_DIRECTIONS FOR THIS TASK_:
Copy each line that contains the word "中沿顺时针方向".

_MATERIAL FOR THIS EXERCISE_:
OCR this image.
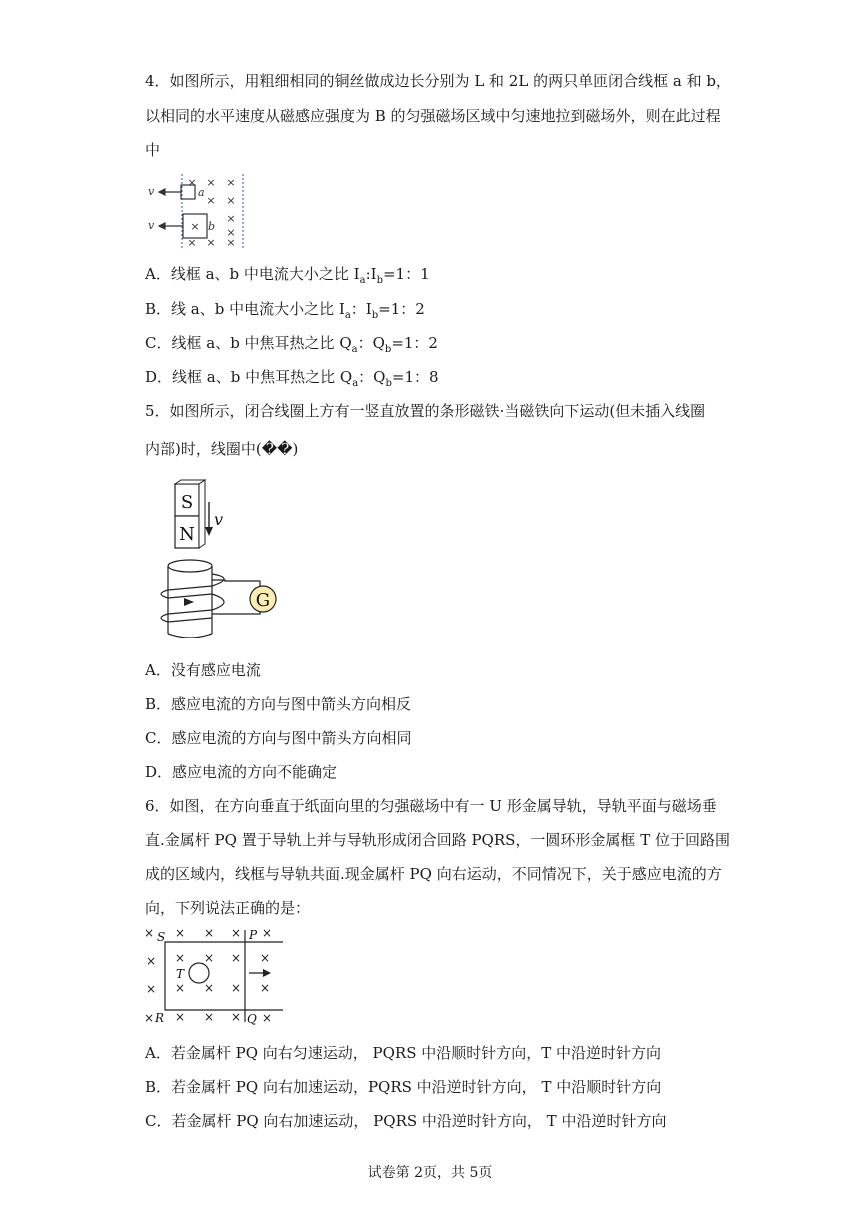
4．如图所示，用粗细相同的铜丝做成边长分别为 L 和 2L 的两只单匝闭合线框 a 和 b，
以相同的水平速度从磁感应强度为 B 的匀强磁场区域中匀速地拉到磁场外，则在此过程
中
v
v
a
b
× × ×
× ×
×
×
×
× × ×
A．线框 a、b 中电流大小之比 $I_a:I_b=1$：1
B．线 a、b 中电流大小之比 $I_a$：$I_b=1$：2
C．线框 a、b 中焦耳热之比 $Q_a$：$Q_b=1$：2
D．线框 a、b 中焦耳热之比 $Q_a$：$Q_b=1$：8
5．如图所示，闭合线圈上方有一竖直放置的条形磁铁·当磁铁向下运动(但未插入线圈
内部)时，线圈中(��)
S
N
v
G
A．没有感应电流
B．感应电流的方向与图中箭头方向相反
C．感应电流的方向与图中箭头方向相同
D．感应电流的方向不能确定
6．如图，在方向垂直于纸面向里的匀强磁场中有一 U 形金属导轨，导轨平面与磁场垂
直.金属杆 PQ 置于导轨上并与导轨形成闭合回路 PQRS，一圆环形金属框 T 位于回路围
成的区域内，线框与导轨共面.现金属杆 PQ 向右运动，不同情况下，关于感应电流的方
向，下列说法正确的是：
S	P
R	Q
T
× × × × ×
× × × × ×
× × × × ×
× × × × ×
A．若金属杆 PQ 向右匀速运动， PQRS 中沿顺时针方向，T 中沿逆时针方向
B．若金属杆 PQ 向右加速运动，PQRS 中沿逆时针方向， T 中沿顺时针方向
C．若金属杆 PQ 向右加速运动， PQRS 中沿逆时针方向， T 中沿逆时针方向
试卷第 2页，共 5页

_RESULT BELOW_:
A．若金属杆 PQ 向右匀速运动， PQRS 中沿顺时针方向，T 中沿逆时针方向
B．若金属杆 PQ 向右加速运动，PQRS 中沿逆时针方向， T 中沿顺时针方向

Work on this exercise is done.